▶ **Short problem**: Filter these entries so that only lines with the word "Other" remain.
## BEGIN Data entries
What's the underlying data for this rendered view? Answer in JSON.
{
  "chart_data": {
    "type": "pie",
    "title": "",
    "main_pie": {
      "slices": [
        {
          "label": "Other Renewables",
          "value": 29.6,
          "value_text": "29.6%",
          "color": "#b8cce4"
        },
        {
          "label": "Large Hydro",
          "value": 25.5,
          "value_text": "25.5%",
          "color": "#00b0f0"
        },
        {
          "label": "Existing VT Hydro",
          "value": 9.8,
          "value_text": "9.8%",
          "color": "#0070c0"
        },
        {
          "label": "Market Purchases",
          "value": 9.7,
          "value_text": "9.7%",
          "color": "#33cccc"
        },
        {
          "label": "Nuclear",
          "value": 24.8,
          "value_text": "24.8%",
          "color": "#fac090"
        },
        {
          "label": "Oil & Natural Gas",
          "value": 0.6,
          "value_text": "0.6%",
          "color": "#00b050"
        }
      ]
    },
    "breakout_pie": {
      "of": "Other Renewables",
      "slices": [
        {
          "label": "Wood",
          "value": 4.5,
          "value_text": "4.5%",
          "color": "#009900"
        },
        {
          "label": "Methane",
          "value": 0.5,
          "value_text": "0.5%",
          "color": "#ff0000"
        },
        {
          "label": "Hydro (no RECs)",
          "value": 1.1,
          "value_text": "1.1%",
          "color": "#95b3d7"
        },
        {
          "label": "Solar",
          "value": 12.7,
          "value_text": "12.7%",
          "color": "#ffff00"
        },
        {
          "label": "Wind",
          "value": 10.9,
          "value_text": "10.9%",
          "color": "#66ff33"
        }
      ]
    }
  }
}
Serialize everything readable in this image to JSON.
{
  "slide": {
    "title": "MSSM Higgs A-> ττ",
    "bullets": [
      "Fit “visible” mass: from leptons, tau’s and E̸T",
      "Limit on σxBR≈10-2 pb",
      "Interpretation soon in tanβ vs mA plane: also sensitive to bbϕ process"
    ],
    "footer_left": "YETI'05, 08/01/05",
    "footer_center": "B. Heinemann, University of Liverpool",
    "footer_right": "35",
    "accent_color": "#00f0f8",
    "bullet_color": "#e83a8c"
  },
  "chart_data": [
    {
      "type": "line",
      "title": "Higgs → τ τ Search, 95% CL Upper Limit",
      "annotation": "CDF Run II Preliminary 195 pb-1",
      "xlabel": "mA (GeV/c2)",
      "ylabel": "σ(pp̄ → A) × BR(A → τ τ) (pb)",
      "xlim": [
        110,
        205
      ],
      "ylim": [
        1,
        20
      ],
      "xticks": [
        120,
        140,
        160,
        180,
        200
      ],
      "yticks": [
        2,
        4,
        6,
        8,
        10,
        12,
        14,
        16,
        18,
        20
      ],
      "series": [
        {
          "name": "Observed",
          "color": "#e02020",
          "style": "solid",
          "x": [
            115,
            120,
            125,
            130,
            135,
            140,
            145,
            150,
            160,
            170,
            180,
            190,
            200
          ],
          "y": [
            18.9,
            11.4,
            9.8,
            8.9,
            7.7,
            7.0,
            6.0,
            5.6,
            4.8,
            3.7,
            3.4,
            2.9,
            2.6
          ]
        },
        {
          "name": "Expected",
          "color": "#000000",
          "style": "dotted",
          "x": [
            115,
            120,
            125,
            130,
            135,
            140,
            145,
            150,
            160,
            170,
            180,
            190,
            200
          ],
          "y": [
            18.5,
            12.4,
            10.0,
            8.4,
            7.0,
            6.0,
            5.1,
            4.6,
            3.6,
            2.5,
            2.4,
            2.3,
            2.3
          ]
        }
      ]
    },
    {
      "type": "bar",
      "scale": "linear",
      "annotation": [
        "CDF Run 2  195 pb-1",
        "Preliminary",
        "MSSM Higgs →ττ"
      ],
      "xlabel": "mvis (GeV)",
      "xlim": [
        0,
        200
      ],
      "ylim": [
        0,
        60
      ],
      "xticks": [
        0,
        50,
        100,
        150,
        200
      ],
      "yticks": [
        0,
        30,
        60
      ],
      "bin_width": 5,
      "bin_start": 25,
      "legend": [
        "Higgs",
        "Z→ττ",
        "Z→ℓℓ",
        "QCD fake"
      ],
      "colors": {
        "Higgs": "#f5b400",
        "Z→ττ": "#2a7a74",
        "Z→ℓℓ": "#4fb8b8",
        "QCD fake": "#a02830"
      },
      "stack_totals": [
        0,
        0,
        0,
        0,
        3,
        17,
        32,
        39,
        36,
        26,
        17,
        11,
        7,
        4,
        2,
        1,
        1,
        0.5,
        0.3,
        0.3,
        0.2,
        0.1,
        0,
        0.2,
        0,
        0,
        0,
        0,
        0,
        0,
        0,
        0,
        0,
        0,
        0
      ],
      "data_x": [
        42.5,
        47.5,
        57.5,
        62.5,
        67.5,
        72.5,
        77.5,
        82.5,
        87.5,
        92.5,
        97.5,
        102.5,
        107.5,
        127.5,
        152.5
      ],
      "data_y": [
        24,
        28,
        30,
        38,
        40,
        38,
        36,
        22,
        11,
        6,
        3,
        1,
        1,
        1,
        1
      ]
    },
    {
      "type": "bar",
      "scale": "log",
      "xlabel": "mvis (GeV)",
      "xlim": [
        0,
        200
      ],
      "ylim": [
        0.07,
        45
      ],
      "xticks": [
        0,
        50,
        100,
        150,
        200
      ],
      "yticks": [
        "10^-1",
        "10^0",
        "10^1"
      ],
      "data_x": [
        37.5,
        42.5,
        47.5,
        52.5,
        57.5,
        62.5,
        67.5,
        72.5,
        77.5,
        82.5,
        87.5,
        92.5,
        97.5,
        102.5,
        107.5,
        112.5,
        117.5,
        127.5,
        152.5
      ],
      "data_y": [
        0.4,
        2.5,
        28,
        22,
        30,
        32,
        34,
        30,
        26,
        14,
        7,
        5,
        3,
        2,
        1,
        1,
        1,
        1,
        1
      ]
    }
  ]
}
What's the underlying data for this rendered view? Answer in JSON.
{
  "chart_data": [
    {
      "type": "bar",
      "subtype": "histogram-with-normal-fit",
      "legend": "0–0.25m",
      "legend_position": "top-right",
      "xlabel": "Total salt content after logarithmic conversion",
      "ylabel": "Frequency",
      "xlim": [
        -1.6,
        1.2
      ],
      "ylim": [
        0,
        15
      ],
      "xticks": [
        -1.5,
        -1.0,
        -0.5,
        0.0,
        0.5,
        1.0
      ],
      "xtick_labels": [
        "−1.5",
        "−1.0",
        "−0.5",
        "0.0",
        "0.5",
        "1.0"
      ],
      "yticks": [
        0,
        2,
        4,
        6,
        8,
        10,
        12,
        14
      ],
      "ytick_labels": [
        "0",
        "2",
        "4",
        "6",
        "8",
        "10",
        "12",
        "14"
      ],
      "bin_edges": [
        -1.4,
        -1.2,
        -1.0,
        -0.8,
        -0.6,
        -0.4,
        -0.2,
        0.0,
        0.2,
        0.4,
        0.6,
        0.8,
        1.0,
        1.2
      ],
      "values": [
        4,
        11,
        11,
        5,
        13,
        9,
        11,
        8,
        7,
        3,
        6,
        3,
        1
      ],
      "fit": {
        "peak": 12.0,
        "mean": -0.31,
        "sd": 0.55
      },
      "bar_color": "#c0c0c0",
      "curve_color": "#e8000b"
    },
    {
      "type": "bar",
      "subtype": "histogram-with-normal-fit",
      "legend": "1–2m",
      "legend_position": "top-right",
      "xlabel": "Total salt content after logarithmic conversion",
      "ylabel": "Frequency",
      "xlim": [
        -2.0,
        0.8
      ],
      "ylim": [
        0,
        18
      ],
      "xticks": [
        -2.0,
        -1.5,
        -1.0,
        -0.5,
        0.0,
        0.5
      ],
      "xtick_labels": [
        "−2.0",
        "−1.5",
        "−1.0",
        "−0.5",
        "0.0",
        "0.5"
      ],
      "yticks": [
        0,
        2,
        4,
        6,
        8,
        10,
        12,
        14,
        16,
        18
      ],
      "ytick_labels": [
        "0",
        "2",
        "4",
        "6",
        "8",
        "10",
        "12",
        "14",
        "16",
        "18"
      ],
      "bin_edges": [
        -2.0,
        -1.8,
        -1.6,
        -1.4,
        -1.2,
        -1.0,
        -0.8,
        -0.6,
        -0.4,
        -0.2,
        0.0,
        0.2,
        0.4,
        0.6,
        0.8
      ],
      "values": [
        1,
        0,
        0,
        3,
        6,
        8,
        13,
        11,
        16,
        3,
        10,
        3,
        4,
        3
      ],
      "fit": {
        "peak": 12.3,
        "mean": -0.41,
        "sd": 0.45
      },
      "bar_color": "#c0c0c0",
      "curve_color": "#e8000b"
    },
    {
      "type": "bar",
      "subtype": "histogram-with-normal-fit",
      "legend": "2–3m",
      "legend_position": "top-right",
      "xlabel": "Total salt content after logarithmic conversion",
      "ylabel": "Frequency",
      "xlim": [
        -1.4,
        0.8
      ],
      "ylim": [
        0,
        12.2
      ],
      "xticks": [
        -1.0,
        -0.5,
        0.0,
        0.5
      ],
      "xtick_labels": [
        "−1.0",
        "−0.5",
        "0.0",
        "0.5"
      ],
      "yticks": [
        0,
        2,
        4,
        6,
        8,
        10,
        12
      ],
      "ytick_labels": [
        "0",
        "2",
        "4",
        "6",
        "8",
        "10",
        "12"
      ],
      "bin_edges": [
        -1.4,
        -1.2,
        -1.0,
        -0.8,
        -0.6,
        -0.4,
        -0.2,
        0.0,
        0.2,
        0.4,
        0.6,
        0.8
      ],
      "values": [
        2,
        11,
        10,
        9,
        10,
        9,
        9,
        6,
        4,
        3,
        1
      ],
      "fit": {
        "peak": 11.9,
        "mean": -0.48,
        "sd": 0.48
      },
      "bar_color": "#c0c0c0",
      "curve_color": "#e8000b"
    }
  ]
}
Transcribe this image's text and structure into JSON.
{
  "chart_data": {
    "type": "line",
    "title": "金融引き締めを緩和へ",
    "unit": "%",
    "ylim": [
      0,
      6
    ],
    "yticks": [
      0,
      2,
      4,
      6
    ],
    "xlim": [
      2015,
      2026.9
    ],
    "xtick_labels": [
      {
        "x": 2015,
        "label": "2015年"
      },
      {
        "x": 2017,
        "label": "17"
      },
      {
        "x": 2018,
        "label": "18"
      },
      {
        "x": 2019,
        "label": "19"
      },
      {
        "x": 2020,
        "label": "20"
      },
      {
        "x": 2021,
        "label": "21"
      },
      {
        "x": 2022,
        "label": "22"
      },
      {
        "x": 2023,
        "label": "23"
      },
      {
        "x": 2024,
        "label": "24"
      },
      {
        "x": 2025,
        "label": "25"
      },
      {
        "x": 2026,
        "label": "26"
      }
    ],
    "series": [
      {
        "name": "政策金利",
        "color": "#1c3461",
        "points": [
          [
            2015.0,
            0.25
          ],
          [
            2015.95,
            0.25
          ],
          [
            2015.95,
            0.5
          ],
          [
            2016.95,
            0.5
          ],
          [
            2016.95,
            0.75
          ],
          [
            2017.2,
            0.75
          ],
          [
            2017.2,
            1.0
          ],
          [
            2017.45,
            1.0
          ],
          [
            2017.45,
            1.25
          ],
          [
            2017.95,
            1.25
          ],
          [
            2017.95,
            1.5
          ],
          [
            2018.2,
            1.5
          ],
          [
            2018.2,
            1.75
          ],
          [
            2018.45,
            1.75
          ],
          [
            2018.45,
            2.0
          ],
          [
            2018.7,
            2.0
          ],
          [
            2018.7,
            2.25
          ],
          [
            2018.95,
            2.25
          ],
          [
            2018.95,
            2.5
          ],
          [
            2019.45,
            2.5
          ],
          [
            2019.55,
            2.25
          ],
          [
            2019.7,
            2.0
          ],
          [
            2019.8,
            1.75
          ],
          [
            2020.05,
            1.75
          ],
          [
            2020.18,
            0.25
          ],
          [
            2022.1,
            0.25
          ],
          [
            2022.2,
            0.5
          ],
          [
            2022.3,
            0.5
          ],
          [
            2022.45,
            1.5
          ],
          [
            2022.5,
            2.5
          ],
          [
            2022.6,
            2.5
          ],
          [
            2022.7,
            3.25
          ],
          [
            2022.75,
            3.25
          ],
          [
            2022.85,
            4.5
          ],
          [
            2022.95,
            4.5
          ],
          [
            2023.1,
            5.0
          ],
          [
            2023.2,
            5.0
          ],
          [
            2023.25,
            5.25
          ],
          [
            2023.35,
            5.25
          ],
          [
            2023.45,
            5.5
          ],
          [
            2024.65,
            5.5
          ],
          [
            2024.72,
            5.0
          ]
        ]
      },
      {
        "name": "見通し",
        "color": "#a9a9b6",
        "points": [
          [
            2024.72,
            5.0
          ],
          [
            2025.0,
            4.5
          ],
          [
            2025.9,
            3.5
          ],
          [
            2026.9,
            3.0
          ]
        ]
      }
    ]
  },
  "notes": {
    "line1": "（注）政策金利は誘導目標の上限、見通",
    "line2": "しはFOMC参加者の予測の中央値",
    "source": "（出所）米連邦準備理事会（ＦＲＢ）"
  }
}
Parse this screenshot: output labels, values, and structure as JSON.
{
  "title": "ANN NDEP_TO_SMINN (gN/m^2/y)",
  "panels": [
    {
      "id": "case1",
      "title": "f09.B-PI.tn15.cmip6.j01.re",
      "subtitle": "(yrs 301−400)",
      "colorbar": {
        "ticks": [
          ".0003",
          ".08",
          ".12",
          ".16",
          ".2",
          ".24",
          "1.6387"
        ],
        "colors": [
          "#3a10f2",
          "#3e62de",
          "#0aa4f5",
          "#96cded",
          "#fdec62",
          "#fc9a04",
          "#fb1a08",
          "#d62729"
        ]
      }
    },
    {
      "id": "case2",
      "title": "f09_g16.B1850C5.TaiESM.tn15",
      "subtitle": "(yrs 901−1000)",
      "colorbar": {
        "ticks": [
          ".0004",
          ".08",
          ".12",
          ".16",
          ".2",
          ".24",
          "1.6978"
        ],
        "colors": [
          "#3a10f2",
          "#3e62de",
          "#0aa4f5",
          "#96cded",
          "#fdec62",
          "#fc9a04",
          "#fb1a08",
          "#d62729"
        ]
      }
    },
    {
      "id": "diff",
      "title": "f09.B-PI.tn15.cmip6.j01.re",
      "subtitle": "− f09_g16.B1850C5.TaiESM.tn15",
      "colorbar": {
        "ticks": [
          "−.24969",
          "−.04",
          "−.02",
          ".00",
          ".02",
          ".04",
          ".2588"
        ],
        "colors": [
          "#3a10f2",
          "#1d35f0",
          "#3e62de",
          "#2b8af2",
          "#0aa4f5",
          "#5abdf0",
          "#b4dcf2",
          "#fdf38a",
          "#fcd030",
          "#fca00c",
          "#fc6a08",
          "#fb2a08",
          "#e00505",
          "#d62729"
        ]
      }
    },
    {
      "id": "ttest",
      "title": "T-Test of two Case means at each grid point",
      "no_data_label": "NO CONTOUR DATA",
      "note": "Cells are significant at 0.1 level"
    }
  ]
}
## END Data entries
▶ **Solution below**:
          "label": "Other Renewables",
      "of": "Other Renewables",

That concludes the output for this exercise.